▶ _Directions_: Return the entries verbatim and drop every picture.

▶ _Supplied material_:
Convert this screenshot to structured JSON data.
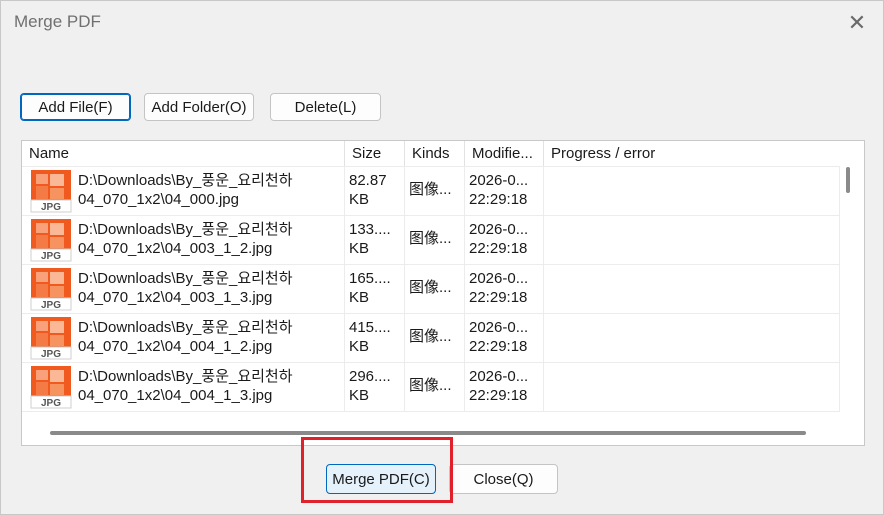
{
  "window": {
    "title": "Merge PDF"
  },
  "toolbar": {
    "add_file": "Add File(F)",
    "add_folder": "Add Folder(O)",
    "delete": "Delete(L)"
  },
  "columns": [
    "Name",
    "Size",
    "Kinds",
    "Modifie...",
    "Progress / error"
  ],
  "rows": [
    {
      "name_line1": "D:\\Downloads\\By_풍운_요리천하",
      "name_line2": "04_070_1x2\\04_000.jpg",
      "size_line1": "82.87",
      "size_line2": "KB",
      "kind": "图像...",
      "mod_line1": "2026-0...",
      "mod_line2": "22:29:18",
      "progress": ""
    },
    {
      "name_line1": "D:\\Downloads\\By_풍운_요리천하",
      "name_line2": "04_070_1x2\\04_003_1_2.jpg",
      "size_line1": "133....",
      "size_line2": "KB",
      "kind": "图像...",
      "mod_line1": "2026-0...",
      "mod_line2": "22:29:18",
      "progress": ""
    },
    {
      "name_line1": "D:\\Downloads\\By_풍운_요리천하",
      "name_line2": "04_070_1x2\\04_003_1_3.jpg",
      "size_line1": "165....",
      "size_line2": "KB",
      "kind": "图像...",
      "mod_line1": "2026-0...",
      "mod_line2": "22:29:18",
      "progress": ""
    },
    {
      "name_line1": "D:\\Downloads\\By_풍운_요리천하",
      "name_line2": "04_070_1x2\\04_004_1_2.jpg",
      "size_line1": "415....",
      "size_line2": "KB",
      "kind": "图像...",
      "mod_line1": "2026-0...",
      "mod_line2": "22:29:18",
      "progress": ""
    },
    {
      "name_line1": "D:\\Downloads\\By_풍운_요리천하",
      "name_line2": "04_070_1x2\\04_004_1_3.jpg",
      "size_line1": "296....",
      "size_line2": "KB",
      "kind": "图像...",
      "mod_line1": "2026-0...",
      "mod_line2": "22:29:18",
      "progress": ""
    }
  ],
  "icons": {
    "file_type_label": "JPG",
    "file_icon_color": "#f05a1e",
    "close": "close-icon"
  },
  "footer": {
    "merge": "Merge PDF(C)",
    "close": "Close(Q)"
  },
  "colors": {
    "highlight": "#e0202a",
    "accent": "#0067c0"
  }
}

▶ _Result of this exercise_:
Convert this screenshot to structured JSON data.
{
  "window": {
    "title": "Merge PDF"
  },
  "toolbar": {
    "add_file": "Add File(F)",
    "add_folder": "Add Folder(O)",
    "delete": "Delete(L)"
  },
  "columns": [
    "Name",
    "Size",
    "Kinds",
    "Modifie...",
    "Progress / error"
  ],
  "rows": [
    {
      "name_line1": "D:\\Downloads\\By_풍운_요리천하",
      "name_line2": "04_070_1x2\\04_000.jpg",
      "size_line1": "82.87",
      "size_line2": "KB",
      "kind": "图像...",
      "mod_line1": "2026-0...",
      "mod_line2": "22:29:18",
      "progress": ""
    },
    {
      "name_line1": "D:\\Downloads\\By_풍운_요리천하",
      "name_line2": "04_070_1x2\\04_003_1_2.jpg",
      "size_line1": "133....",
      "size_line2": "KB",
      "kind": "图像...",
      "mod_line1": "2026-0...",
      "mod_line2": "22:29:18",
      "progress": ""
    },
    {
      "name_line1": "D:\\Downloads\\By_풍운_요리천하",
      "name_line2": "04_070_1x2\\04_003_1_3.jpg",
      "size_line1": "165....",
      "size_line2": "KB",
      "kind": "图像...",
      "mod_line1": "2026-0...",
      "mod_line2": "22:29:18",
      "progress": ""
    },
    {
      "name_line1": "D:\\Downloads\\By_풍운_요리천하",
      "name_line2": "04_070_1x2\\04_004_1_2.jpg",
      "size_line1": "415....",
      "size_line2": "KB",
      "kind": "图像...",
      "mod_line1": "2026-0...",
      "mod_line2": "22:29:18",
      "progress": ""
    },
    {
      "name_line1": "D:\\Downloads\\By_풍운_요리천하",
      "name_line2": "04_070_1x2\\04_004_1_3.jpg",
      "size_line1": "296....",
      "size_line2": "KB",
      "kind": "图像...",
      "mod_line1": "2026-0...",
      "mod_line2": "22:29:18",
      "progress": ""
    }
  ],
  "icons": {
    "file_type_label": "JPG",
    "file_icon_color": "#f05a1e",
    "close": "close-icon"
  },
  "footer": {
    "merge": "Merge PDF(C)",
    "close": "Close(Q)"
  },
  "colors": {
    "highlight": "#e0202a",
    "accent": "#0067c0"
  }
}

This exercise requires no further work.